## WORK INSTRUCTIONS
Search the records for the word "Manage" and pick out every line that has it.

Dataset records

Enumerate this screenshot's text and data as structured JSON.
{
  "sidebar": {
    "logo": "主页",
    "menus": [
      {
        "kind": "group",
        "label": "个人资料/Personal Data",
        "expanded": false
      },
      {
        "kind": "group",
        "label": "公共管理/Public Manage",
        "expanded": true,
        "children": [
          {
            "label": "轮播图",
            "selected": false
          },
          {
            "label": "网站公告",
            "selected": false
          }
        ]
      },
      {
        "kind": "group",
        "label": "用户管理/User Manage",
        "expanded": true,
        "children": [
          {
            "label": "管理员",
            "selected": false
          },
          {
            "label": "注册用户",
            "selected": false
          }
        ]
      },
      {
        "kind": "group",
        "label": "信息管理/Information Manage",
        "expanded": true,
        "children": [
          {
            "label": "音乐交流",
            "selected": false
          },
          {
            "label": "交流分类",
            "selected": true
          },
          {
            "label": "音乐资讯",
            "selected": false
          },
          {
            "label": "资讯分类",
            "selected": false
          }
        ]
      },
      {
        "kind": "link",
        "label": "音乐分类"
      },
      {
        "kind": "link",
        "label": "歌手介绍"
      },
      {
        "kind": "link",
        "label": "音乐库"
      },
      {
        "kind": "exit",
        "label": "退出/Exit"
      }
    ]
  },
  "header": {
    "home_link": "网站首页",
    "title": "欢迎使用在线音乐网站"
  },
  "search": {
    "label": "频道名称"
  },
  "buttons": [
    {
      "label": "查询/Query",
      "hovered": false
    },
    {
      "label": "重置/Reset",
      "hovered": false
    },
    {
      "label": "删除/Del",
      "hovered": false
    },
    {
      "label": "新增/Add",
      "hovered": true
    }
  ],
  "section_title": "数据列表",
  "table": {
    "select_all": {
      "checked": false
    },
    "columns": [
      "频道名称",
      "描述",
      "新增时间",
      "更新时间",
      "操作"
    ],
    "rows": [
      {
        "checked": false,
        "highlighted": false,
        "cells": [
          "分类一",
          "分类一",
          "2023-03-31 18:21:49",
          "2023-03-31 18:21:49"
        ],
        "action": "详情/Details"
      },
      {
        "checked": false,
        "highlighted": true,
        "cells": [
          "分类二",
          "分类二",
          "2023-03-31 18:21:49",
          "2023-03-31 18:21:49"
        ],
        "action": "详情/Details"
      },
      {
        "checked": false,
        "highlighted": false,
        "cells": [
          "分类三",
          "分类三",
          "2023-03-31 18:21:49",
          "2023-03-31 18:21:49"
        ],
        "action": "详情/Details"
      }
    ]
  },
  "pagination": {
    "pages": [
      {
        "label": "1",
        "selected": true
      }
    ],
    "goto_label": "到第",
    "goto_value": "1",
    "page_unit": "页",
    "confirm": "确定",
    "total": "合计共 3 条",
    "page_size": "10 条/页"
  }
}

## TASK ANSWER
        "label": "公共管理/Public Manage",
        "label": "用户管理/User Manage",
        "label": "信息管理/Information Manage",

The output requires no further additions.